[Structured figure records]
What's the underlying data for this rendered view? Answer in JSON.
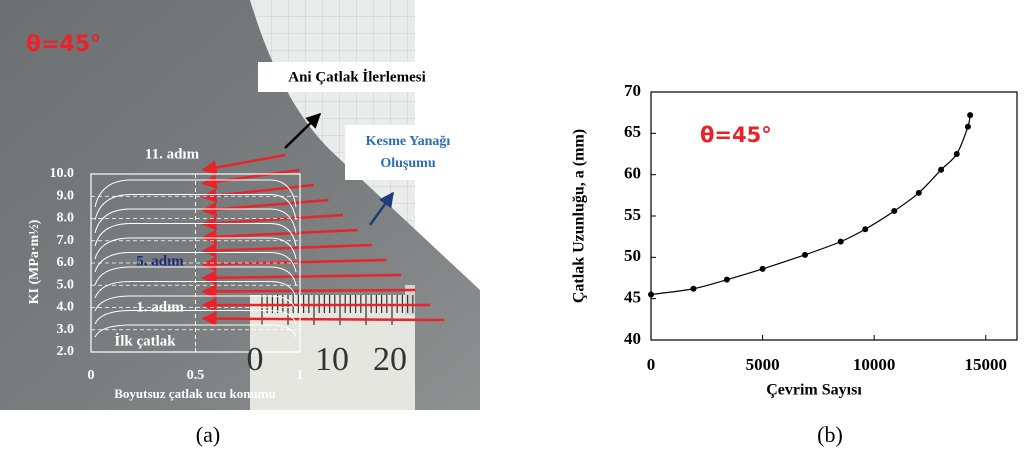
{
  "panel_a": {
    "annotation": "θ=45°",
    "arrow_label": "Ani Çatlak İlerlemesi",
    "shear_label": [
      "Kesme Yanağı",
      "Oluşumu"
    ],
    "step_labels": [
      "11. adım",
      "5. adım",
      "1. adım",
      "İlk çatlak"
    ],
    "ruler_labels": [
      "0",
      "10",
      "20"
    ],
    "inset": {
      "ylabel": "KI (MPa·m½)",
      "xlabel": "Boyutsuz çatlak ucu konumu",
      "ylim": [
        2,
        10
      ],
      "yticks": [
        {
          "value": 2,
          "label": "2.0"
        },
        {
          "value": 3,
          "label": "3.0"
        },
        {
          "value": 4,
          "label": "4.0"
        },
        {
          "value": 5,
          "label": "5.0"
        },
        {
          "value": 6,
          "label": "6.0"
        },
        {
          "value": 7,
          "label": "7.0"
        },
        {
          "value": 8,
          "label": "8.0"
        },
        {
          "value": 9,
          "label": "9.0"
        },
        {
          "value": 10,
          "label": "10.0"
        }
      ],
      "xlim": [
        0,
        1
      ],
      "xticks": [
        0,
        0.5,
        1
      ]
    }
  },
  "chart_data": {
    "type": "scatter",
    "annotation": "θ=45°",
    "xlabel": "Çevrim Sayısı",
    "ylabel": "Çatlak Uzunluğu, a (mm)",
    "x": [
      0,
      1900,
      3400,
      5000,
      6900,
      8500,
      9600,
      10900,
      12000,
      13000,
      13700,
      14200,
      14300
    ],
    "series": [
      {
        "color": "#000000",
        "values": [
          45.5,
          46.2,
          47.3,
          48.6,
          50.3,
          51.9,
          53.4,
          55.6,
          57.8,
          60.6,
          62.5,
          65.8,
          67.2
        ]
      }
    ],
    "xlim": [
      0,
      16400
    ],
    "ylim": [
      40,
      70
    ],
    "xticks": [
      0,
      5000,
      10000,
      15000
    ],
    "yticks": [
      40,
      45,
      50,
      55,
      60,
      65,
      70
    ]
  },
  "captions": [
    "(a)",
    "(b)"
  ]
}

- _PROBLEM TO SOLVE_: Using the listing above, return all lines where the word "ylabel" occurs.

- _TASK ANSWER_:
      "ylabel": "KI (MPa·m½)",
    "ylabel": "Çatlak Uzunluğu, a (mm)",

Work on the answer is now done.